Excerpts from a figure dataset:
:::

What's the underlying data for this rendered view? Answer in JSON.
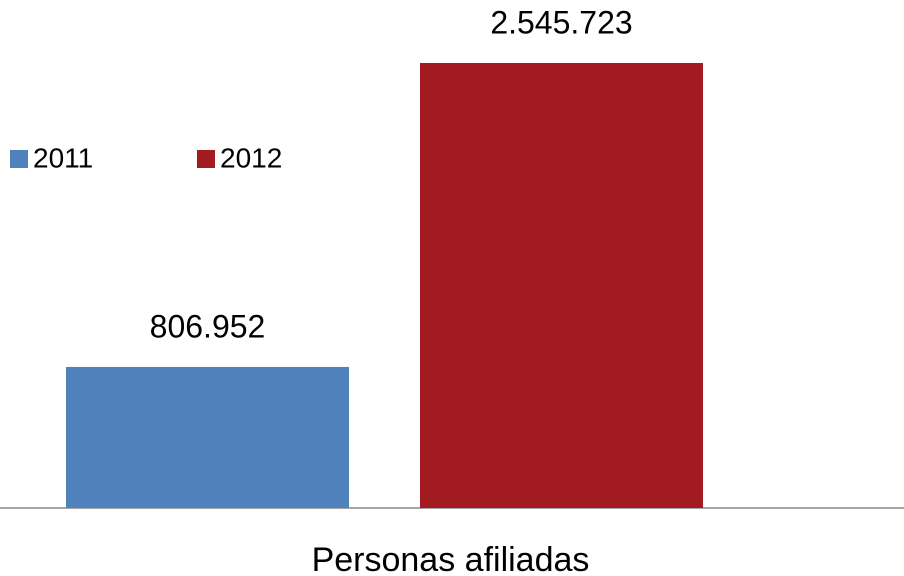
{
  "chart_data": {
    "type": "bar",
    "categories": [
      "Personas afiliadas"
    ],
    "series": [
      {
        "name": "2011",
        "color": "#4f81bd",
        "values": [
          806952
        ],
        "value_labels": [
          "806.952"
        ]
      },
      {
        "name": "2012",
        "color": "#a31a20",
        "values": [
          2545723
        ],
        "value_labels": [
          "2.545.723"
        ]
      }
    ],
    "ylim": [
      0,
      3000000
    ]
  }
}
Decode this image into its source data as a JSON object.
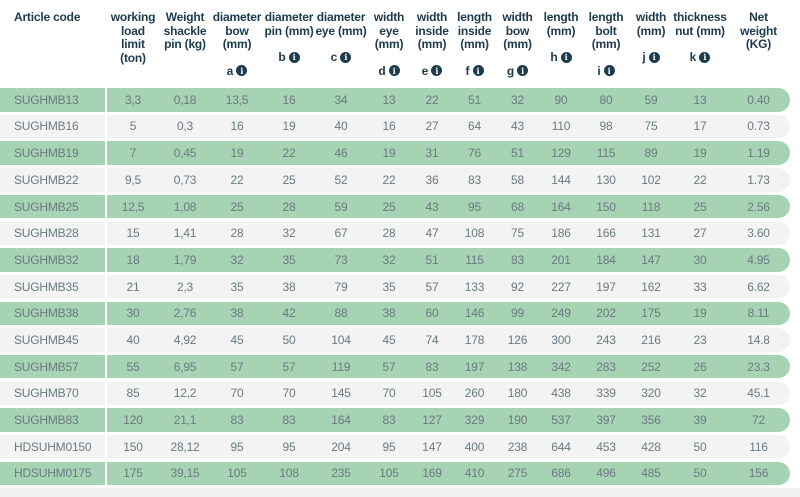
{
  "colors": {
    "row-green": "#a6d3b3",
    "row-light": "#f2f3f2",
    "header-text": "#1c3b4c",
    "data-text": "#6b7a81",
    "footer-strip": "#eff1ef",
    "divider": "#ffffff"
  },
  "table": {
    "columns": [
      {
        "key": "article_code",
        "label": "Article code",
        "letter": null
      },
      {
        "key": "working_load_limit_ton",
        "label": "working\nload\nlimit\n(ton)",
        "letter": null
      },
      {
        "key": "weight_shackle_pin_kg",
        "label": "Weight\nshackle\npin (kg)",
        "letter": null
      },
      {
        "key": "diameter_bow_mm",
        "label": "diameter\nbow\n(mm)",
        "letter": "a"
      },
      {
        "key": "diameter_pin_mm",
        "label": "diameter\npin (mm)",
        "letter": "b"
      },
      {
        "key": "diameter_eye_mm",
        "label": "diameter\neye (mm)",
        "letter": "c"
      },
      {
        "key": "width_eye_mm",
        "label": "width\neye\n(mm)",
        "letter": "d"
      },
      {
        "key": "width_inside_mm",
        "label": "width\ninside\n(mm)",
        "letter": "e"
      },
      {
        "key": "length_inside_mm",
        "label": "length\ninside\n(mm)",
        "letter": "f"
      },
      {
        "key": "width_bow_mm",
        "label": "width\nbow\n(mm)",
        "letter": "g"
      },
      {
        "key": "length_mm",
        "label": "length\n(mm)",
        "letter": "h"
      },
      {
        "key": "length_bolt_mm",
        "label": "length\nbolt\n(mm)",
        "letter": "i"
      },
      {
        "key": "width_mm",
        "label": "width\n(mm)",
        "letter": "j"
      },
      {
        "key": "thickness_nut_mm",
        "label": "thickness\nnut (mm)",
        "letter": "k"
      },
      {
        "key": "net_weight_kg",
        "label": "Net\nweight\n(KG)",
        "letter": null
      }
    ],
    "info_icon_glyph": "i",
    "rows": [
      [
        "SUGHMB13",
        "3,3",
        "0,18",
        "13,5",
        "16",
        "34",
        "13",
        "22",
        "51",
        "32",
        "90",
        "80",
        "59",
        "13",
        "0.40"
      ],
      [
        "SUGHMB16",
        "5",
        "0,3",
        "16",
        "19",
        "40",
        "16",
        "27",
        "64",
        "43",
        "110",
        "98",
        "75",
        "17",
        "0.73"
      ],
      [
        "SUGHMB19",
        "7",
        "0,45",
        "19",
        "22",
        "46",
        "19",
        "31",
        "76",
        "51",
        "129",
        "115",
        "89",
        "19",
        "1.19"
      ],
      [
        "SUGHMB22",
        "9,5",
        "0,73",
        "22",
        "25",
        "52",
        "22",
        "36",
        "83",
        "58",
        "144",
        "130",
        "102",
        "22",
        "1.73"
      ],
      [
        "SUGHMB25",
        "12,5",
        "1,08",
        "25",
        "28",
        "59",
        "25",
        "43",
        "95",
        "68",
        "164",
        "150",
        "118",
        "25",
        "2.56"
      ],
      [
        "SUGHMB28",
        "15",
        "1,41",
        "28",
        "32",
        "67",
        "28",
        "47",
        "108",
        "75",
        "186",
        "166",
        "131",
        "27",
        "3.60"
      ],
      [
        "SUGHMB32",
        "18",
        "1,79",
        "32",
        "35",
        "73",
        "32",
        "51",
        "115",
        "83",
        "201",
        "184",
        "147",
        "30",
        "4.95"
      ],
      [
        "SUGHMB35",
        "21",
        "2,3",
        "35",
        "38",
        "79",
        "35",
        "57",
        "133",
        "92",
        "227",
        "197",
        "162",
        "33",
        "6.62"
      ],
      [
        "SUGHMB38",
        "30",
        "2,76",
        "38",
        "42",
        "88",
        "38",
        "60",
        "146",
        "99",
        "249",
        "202",
        "175",
        "19",
        "8.11"
      ],
      [
        "SUGHMB45",
        "40",
        "4,92",
        "45",
        "50",
        "104",
        "45",
        "74",
        "178",
        "126",
        "300",
        "243",
        "216",
        "23",
        "14.8"
      ],
      [
        "SUGHMB57",
        "55",
        "6,95",
        "57",
        "57",
        "119",
        "57",
        "83",
        "197",
        "138",
        "342",
        "283",
        "252",
        "26",
        "23.3"
      ],
      [
        "SUGHMB70",
        "85",
        "12,2",
        "70",
        "70",
        "145",
        "70",
        "105",
        "260",
        "180",
        "438",
        "339",
        "320",
        "32",
        "45.1"
      ],
      [
        "SUGHMB83",
        "120",
        "21,1",
        "83",
        "83",
        "164",
        "83",
        "127",
        "329",
        "190",
        "537",
        "397",
        "356",
        "39",
        "72"
      ],
      [
        "HDSUHM0150",
        "150",
        "28,12",
        "95",
        "95",
        "204",
        "95",
        "147",
        "400",
        "238",
        "644",
        "453",
        "428",
        "50",
        "116"
      ],
      [
        "HDSUHM0175",
        "175",
        "39,15",
        "105",
        "108",
        "235",
        "105",
        "169",
        "410",
        "275",
        "686",
        "496",
        "485",
        "50",
        "156"
      ]
    ]
  }
}
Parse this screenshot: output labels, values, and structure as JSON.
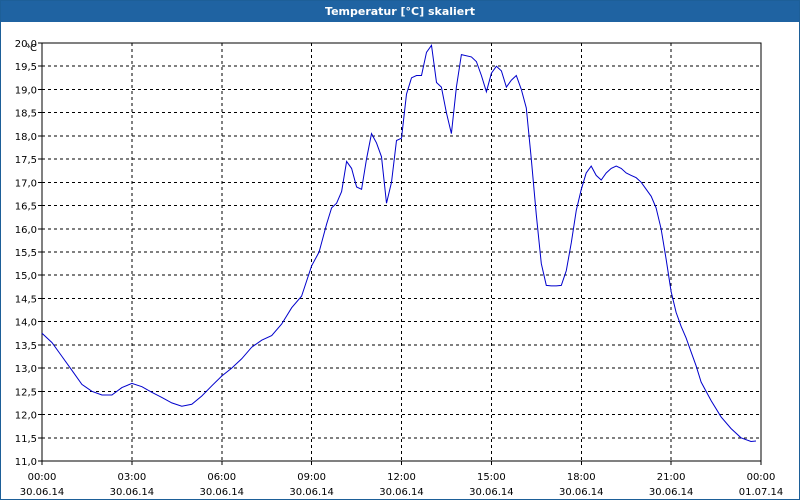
{
  "window": {
    "title": "Temperatur [°C] skaliert"
  },
  "colors": {
    "line": "#0000cc",
    "grid": "#000000",
    "titlebar": "#1f63a2"
  },
  "chart_data": {
    "type": "line",
    "title": "Temperatur [°C] skaliert",
    "ylabel": "°C",
    "xlabel": "",
    "ylim": [
      11.0,
      20.0
    ],
    "xlim": [
      "30.06.14 00:00",
      "01.07.14 00:00"
    ],
    "grid": true,
    "y_ticks": [
      "11,0",
      "11,5",
      "12,0",
      "12,5",
      "13,0",
      "13,5",
      "14,0",
      "14,5",
      "15,0",
      "15,5",
      "16,0",
      "16,5",
      "17,0",
      "17,5",
      "18,0",
      "18,5",
      "19,0",
      "19,5",
      "20,0"
    ],
    "x_ticks": [
      {
        "time": "00:00",
        "date": "30.06.14"
      },
      {
        "time": "03:00",
        "date": "30.06.14"
      },
      {
        "time": "06:00",
        "date": "30.06.14"
      },
      {
        "time": "09:00",
        "date": "30.06.14"
      },
      {
        "time": "12:00",
        "date": "30.06.14"
      },
      {
        "time": "15:00",
        "date": "30.06.14"
      },
      {
        "time": "18:00",
        "date": "30.06.14"
      },
      {
        "time": "21:00",
        "date": "30.06.14"
      },
      {
        "time": "00:00",
        "date": "01.07.14"
      }
    ],
    "series": [
      {
        "points": [
          [
            "00:00",
            13.75
          ],
          [
            "00:20",
            13.55
          ],
          [
            "00:40",
            13.25
          ],
          [
            "01:00",
            12.95
          ],
          [
            "01:20",
            12.65
          ],
          [
            "01:40",
            12.5
          ],
          [
            "02:00",
            12.42
          ],
          [
            "02:20",
            12.42
          ],
          [
            "02:40",
            12.58
          ],
          [
            "03:00",
            12.67
          ],
          [
            "03:20",
            12.6
          ],
          [
            "03:40",
            12.48
          ],
          [
            "04:00",
            12.37
          ],
          [
            "04:20",
            12.25
          ],
          [
            "04:40",
            12.18
          ],
          [
            "05:00",
            12.22
          ],
          [
            "05:20",
            12.4
          ],
          [
            "05:40",
            12.62
          ],
          [
            "06:00",
            12.83
          ],
          [
            "06:20",
            13.0
          ],
          [
            "06:40",
            13.2
          ],
          [
            "07:00",
            13.45
          ],
          [
            "07:20",
            13.6
          ],
          [
            "07:40",
            13.7
          ],
          [
            "08:00",
            13.95
          ],
          [
            "08:20",
            14.3
          ],
          [
            "08:40",
            14.55
          ],
          [
            "09:00",
            15.2
          ],
          [
            "09:15",
            15.5
          ],
          [
            "09:30",
            16.1
          ],
          [
            "09:40",
            16.45
          ],
          [
            "09:50",
            16.55
          ],
          [
            "10:00",
            16.8
          ],
          [
            "10:10",
            17.45
          ],
          [
            "10:20",
            17.3
          ],
          [
            "10:30",
            16.9
          ],
          [
            "10:40",
            16.85
          ],
          [
            "10:50",
            17.5
          ],
          [
            "11:00",
            18.05
          ],
          [
            "11:10",
            17.85
          ],
          [
            "11:20",
            17.55
          ],
          [
            "11:30",
            16.55
          ],
          [
            "11:40",
            17.0
          ],
          [
            "11:50",
            17.9
          ],
          [
            "12:00",
            17.95
          ],
          [
            "12:10",
            18.9
          ],
          [
            "12:20",
            19.25
          ],
          [
            "12:30",
            19.3
          ],
          [
            "12:40",
            19.3
          ],
          [
            "12:50",
            19.8
          ],
          [
            "13:00",
            19.95
          ],
          [
            "13:10",
            19.15
          ],
          [
            "13:20",
            19.05
          ],
          [
            "13:30",
            18.5
          ],
          [
            "13:40",
            18.05
          ],
          [
            "13:50",
            19.05
          ],
          [
            "14:00",
            19.75
          ],
          [
            "14:20",
            19.7
          ],
          [
            "14:30",
            19.6
          ],
          [
            "14:40",
            19.3
          ],
          [
            "14:50",
            18.95
          ],
          [
            "15:00",
            19.35
          ],
          [
            "15:10",
            19.5
          ],
          [
            "15:20",
            19.4
          ],
          [
            "15:30",
            19.05
          ],
          [
            "15:40",
            19.2
          ],
          [
            "15:50",
            19.3
          ],
          [
            "16:00",
            19.0
          ],
          [
            "16:10",
            18.6
          ],
          [
            "16:20",
            17.5
          ],
          [
            "16:30",
            16.3
          ],
          [
            "16:40",
            15.25
          ],
          [
            "16:50",
            14.78
          ],
          [
            "17:00",
            14.77
          ],
          [
            "17:10",
            14.77
          ],
          [
            "17:20",
            14.78
          ],
          [
            "17:30",
            15.1
          ],
          [
            "17:40",
            15.7
          ],
          [
            "17:50",
            16.4
          ],
          [
            "18:00",
            16.85
          ],
          [
            "18:10",
            17.2
          ],
          [
            "18:20",
            17.35
          ],
          [
            "18:30",
            17.15
          ],
          [
            "18:40",
            17.05
          ],
          [
            "18:50",
            17.2
          ],
          [
            "19:00",
            17.3
          ],
          [
            "19:10",
            17.35
          ],
          [
            "19:20",
            17.3
          ],
          [
            "19:30",
            17.2
          ],
          [
            "19:40",
            17.15
          ],
          [
            "19:50",
            17.1
          ],
          [
            "20:00",
            17.0
          ],
          [
            "20:10",
            16.85
          ],
          [
            "20:20",
            16.7
          ],
          [
            "20:30",
            16.45
          ],
          [
            "20:40",
            16.0
          ],
          [
            "20:50",
            15.35
          ],
          [
            "21:00",
            14.65
          ],
          [
            "21:10",
            14.2
          ],
          [
            "21:20",
            13.9
          ],
          [
            "21:30",
            13.65
          ],
          [
            "21:40",
            13.35
          ],
          [
            "21:50",
            13.05
          ],
          [
            "22:00",
            12.7
          ],
          [
            "22:20",
            12.3
          ],
          [
            "22:40",
            11.95
          ],
          [
            "23:00",
            11.7
          ],
          [
            "23:20",
            11.5
          ],
          [
            "23:40",
            11.42
          ],
          [
            "23:50",
            11.43
          ]
        ]
      }
    ]
  }
}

:::

Using the entries above, return each line that includes the word "Temperatur".

    "title": "Temperatur [°C] skaliert"
    "title": "Temperatur [°C] skaliert",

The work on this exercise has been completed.